* [Exercise]:
Below are some records. Pull every line that contains the word "Nugget".
* * * *
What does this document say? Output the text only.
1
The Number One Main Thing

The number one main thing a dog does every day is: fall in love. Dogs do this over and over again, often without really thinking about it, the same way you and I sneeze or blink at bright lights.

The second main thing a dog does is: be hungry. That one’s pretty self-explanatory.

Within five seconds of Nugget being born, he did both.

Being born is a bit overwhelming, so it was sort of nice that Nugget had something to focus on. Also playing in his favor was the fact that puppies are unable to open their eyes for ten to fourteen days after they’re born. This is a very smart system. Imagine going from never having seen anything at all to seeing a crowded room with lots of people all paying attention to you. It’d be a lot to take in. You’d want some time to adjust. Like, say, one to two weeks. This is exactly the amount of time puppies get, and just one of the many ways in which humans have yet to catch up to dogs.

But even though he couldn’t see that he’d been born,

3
* * * *
* [Result of the exercise]:
Within five seconds of Nugget being born, he did both.
Being born is a bit overwhelming, so it was sort of nice that Nugget had something to focus on. Also playing in his favor was the fact that puppies are unable to open their eyes for ten to fourteen days after they’re born. This is a very smart system. Imagine going from never having seen anything at all to seeing a crowded room with lots of people all paying attention to you. It’d be a lot to take in. You’d want some time to adjust. Like, say, one to two weeks. This is exactly the amount of time puppies get, and just one of the many ways in which humans have yet to catch up to dogs.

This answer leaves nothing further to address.